=== Extracted material ===
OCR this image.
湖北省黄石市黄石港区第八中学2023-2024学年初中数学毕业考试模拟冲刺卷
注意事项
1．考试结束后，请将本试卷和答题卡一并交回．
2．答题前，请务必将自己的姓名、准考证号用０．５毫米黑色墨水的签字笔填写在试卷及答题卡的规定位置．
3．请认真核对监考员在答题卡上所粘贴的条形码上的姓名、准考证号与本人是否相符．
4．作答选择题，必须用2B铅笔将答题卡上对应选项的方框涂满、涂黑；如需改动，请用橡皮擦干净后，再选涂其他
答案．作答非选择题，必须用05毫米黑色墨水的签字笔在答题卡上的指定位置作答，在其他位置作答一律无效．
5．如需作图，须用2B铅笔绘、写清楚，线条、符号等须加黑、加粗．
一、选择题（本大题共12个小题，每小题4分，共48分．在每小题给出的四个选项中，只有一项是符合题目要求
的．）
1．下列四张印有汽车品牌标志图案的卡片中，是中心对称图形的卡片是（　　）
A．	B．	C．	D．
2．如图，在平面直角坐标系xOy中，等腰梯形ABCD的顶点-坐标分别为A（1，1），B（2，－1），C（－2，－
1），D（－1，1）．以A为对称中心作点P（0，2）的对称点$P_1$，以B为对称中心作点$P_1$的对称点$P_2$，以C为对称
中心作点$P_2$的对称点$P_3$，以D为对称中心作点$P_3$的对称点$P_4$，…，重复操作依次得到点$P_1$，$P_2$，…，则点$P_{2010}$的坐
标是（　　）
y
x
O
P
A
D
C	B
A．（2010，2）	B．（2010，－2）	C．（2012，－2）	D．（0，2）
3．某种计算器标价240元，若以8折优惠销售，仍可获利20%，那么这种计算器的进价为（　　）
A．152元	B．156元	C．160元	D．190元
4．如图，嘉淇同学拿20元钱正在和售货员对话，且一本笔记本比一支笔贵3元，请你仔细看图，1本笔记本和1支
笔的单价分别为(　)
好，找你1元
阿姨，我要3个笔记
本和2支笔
===
[Task requirements]
Find the lines containing "的对称点" and pull them out.

[Answer for this exercise]
1），D（－1，1）．以A为对称中心作点P（0，2）的对称点$P_1$，以B为对称中心作点$P_1$的对称点$P_2$，以C为对称
中心作点$P_2$的对称点$P_3$，以D为对称中心作点$P_3$的对称点$P_4$，…，重复操作依次得到点$P_1$，$P_2$，…，则点$P_{2010}$的坐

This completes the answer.